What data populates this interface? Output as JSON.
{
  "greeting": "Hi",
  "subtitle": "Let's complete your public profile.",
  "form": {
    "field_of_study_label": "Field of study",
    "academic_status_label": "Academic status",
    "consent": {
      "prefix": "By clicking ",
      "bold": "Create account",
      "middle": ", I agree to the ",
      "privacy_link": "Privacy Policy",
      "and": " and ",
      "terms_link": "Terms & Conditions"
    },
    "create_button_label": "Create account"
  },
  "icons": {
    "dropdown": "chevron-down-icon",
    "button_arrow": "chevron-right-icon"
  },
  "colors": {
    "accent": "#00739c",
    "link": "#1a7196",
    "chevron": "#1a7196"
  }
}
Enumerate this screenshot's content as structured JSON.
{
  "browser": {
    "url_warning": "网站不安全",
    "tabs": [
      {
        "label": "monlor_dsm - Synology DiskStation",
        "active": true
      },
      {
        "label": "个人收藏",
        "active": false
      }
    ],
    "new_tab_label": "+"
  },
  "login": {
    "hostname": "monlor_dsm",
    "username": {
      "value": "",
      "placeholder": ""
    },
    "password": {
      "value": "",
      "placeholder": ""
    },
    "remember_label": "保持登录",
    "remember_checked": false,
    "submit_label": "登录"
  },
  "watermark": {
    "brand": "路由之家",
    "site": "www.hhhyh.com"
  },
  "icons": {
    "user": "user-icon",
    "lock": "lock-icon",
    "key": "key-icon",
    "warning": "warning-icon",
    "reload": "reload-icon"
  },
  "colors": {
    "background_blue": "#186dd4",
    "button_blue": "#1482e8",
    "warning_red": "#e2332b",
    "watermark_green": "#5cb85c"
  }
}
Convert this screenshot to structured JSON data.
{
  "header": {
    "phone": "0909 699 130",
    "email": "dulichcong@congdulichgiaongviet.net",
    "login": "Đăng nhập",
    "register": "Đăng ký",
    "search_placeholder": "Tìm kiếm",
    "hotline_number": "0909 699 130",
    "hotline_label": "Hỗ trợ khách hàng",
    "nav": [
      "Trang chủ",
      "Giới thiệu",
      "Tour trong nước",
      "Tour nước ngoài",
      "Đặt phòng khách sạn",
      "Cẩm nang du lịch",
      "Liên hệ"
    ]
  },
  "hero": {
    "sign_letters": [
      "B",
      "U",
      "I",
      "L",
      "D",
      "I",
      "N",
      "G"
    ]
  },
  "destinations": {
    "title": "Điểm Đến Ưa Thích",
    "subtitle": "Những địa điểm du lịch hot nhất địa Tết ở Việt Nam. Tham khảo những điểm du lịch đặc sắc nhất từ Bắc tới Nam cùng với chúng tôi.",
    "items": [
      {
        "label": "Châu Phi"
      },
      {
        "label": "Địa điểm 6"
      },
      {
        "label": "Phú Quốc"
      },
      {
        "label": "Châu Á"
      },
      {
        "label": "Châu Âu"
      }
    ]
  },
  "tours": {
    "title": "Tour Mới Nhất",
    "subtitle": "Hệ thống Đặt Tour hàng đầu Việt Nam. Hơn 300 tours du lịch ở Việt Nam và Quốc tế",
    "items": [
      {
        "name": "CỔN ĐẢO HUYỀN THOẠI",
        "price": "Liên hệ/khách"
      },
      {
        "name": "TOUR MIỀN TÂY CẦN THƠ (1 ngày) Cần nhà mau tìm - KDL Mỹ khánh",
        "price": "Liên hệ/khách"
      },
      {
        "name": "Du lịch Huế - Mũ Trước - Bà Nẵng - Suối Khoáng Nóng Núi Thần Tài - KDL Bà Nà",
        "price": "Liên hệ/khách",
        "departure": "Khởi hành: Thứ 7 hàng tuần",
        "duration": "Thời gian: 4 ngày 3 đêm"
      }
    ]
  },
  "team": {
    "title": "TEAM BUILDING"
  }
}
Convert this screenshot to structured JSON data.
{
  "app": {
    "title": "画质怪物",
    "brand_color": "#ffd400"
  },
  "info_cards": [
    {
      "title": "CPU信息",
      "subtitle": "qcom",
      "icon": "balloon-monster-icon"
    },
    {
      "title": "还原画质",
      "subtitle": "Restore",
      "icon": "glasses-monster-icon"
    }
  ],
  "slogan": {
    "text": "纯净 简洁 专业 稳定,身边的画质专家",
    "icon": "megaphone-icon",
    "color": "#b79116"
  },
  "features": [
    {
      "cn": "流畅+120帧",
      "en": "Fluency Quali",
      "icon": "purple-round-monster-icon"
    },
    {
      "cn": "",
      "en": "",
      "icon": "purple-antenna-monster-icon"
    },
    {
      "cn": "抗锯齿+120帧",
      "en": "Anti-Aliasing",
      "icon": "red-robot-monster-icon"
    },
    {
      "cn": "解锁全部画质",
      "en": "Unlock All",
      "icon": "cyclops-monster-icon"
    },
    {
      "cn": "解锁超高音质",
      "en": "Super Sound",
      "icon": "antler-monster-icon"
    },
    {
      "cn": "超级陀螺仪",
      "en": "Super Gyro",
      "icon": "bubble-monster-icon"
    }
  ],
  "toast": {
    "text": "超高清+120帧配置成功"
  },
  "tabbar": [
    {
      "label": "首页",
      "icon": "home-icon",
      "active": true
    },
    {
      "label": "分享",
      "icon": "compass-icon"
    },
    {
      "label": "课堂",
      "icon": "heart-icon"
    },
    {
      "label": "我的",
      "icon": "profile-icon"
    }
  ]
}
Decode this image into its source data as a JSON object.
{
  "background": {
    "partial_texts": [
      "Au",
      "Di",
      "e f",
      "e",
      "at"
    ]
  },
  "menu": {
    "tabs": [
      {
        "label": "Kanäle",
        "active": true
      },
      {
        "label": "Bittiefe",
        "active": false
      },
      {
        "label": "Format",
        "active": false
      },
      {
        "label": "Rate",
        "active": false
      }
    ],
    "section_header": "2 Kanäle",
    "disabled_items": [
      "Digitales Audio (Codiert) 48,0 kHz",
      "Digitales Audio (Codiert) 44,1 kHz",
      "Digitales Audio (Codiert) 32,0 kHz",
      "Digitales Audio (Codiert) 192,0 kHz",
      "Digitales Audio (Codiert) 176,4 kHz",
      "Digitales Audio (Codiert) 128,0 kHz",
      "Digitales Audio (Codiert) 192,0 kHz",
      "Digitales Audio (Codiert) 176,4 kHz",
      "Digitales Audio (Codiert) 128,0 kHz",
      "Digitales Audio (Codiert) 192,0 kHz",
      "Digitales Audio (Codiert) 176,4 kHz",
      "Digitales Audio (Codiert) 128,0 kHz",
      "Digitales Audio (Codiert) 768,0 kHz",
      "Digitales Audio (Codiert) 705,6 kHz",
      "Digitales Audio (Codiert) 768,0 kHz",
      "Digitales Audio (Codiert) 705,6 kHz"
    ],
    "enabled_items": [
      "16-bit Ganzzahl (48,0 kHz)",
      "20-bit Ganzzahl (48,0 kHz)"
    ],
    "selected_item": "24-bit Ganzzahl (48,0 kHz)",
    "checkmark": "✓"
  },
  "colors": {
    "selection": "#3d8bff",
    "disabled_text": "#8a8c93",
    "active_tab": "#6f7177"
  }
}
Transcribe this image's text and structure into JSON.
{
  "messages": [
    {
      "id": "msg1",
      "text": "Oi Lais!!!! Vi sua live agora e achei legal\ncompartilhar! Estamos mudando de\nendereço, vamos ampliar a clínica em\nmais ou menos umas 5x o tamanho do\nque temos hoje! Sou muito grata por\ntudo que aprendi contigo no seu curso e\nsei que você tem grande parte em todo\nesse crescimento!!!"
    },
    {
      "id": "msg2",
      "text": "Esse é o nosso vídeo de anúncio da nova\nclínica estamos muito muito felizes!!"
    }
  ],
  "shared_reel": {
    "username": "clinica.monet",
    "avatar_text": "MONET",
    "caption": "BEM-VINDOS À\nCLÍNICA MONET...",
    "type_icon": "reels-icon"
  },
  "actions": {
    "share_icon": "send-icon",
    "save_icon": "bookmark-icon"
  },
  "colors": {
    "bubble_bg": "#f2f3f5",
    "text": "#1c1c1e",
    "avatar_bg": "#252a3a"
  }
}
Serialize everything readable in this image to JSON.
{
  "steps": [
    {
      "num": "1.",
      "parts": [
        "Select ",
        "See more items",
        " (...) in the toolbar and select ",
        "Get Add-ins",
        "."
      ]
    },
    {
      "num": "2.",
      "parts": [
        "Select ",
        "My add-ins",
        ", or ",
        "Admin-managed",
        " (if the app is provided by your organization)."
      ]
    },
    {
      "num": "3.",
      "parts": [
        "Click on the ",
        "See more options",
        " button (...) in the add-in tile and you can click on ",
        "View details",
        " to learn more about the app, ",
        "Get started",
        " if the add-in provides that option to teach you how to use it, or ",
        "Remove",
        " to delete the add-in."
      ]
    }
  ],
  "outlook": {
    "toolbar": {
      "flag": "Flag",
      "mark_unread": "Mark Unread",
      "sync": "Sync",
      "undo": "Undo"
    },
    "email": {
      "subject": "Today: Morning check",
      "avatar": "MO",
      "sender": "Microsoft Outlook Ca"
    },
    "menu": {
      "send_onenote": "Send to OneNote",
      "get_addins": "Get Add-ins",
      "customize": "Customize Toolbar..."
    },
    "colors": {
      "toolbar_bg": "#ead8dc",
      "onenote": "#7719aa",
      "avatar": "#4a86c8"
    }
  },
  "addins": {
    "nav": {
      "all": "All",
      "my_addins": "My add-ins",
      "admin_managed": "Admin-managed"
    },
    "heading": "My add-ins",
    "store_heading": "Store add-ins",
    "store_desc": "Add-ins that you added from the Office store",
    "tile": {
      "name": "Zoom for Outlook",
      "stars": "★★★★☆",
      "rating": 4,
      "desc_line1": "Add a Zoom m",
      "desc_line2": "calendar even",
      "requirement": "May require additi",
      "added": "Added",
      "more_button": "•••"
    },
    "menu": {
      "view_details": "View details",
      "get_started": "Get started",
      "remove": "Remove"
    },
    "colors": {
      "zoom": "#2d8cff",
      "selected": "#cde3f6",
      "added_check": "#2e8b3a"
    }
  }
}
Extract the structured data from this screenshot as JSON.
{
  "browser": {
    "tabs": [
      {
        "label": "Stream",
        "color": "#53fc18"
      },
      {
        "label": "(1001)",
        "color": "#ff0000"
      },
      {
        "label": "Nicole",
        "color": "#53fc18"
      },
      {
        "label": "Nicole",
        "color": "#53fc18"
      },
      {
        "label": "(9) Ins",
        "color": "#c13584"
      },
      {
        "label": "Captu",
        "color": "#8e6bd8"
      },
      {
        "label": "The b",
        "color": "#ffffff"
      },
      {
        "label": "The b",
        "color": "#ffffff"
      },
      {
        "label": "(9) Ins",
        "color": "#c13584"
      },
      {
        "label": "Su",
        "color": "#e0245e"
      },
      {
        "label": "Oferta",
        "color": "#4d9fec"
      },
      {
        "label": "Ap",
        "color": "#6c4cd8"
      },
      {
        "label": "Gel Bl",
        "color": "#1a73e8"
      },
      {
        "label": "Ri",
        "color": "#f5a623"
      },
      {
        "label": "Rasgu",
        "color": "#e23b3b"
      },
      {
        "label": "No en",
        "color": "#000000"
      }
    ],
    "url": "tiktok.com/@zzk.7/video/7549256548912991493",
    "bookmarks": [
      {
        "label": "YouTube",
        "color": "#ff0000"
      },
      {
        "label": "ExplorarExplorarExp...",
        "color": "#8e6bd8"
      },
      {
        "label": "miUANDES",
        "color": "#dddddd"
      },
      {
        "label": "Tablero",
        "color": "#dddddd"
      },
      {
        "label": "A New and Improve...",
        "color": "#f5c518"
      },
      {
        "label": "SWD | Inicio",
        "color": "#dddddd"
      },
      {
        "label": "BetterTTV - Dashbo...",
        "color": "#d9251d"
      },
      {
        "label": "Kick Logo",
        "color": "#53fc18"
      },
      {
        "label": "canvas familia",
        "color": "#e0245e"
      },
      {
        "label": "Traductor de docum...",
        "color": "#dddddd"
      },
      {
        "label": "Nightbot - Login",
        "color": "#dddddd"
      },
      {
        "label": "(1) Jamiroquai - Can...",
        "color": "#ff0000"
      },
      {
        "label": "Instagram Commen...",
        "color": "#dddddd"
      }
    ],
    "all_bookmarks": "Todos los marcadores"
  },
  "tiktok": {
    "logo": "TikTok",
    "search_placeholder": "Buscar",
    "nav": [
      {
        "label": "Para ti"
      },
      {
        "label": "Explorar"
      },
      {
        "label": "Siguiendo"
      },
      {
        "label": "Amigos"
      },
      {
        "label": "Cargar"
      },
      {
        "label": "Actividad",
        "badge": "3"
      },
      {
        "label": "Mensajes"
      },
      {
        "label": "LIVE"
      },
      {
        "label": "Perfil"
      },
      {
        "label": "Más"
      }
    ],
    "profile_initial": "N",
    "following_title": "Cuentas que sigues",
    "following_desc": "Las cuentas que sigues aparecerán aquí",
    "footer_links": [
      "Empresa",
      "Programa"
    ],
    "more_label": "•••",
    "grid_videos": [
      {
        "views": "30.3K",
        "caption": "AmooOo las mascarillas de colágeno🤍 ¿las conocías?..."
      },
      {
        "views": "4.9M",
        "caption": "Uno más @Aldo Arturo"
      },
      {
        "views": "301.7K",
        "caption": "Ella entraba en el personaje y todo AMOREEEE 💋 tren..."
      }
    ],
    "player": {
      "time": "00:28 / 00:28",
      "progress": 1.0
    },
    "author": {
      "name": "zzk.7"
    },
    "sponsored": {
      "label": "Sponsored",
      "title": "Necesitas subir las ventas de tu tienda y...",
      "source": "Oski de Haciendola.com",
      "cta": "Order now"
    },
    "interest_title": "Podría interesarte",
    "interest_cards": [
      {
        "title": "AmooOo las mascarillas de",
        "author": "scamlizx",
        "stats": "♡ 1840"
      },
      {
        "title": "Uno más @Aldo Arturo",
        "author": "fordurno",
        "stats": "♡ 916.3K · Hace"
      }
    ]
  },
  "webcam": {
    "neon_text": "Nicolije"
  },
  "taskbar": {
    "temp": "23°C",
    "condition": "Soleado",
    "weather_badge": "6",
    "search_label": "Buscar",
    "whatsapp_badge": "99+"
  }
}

=======

| Aim |
In the listing, how many lines hold "caption"? Answer with a bare number.

| Exercise answer |
4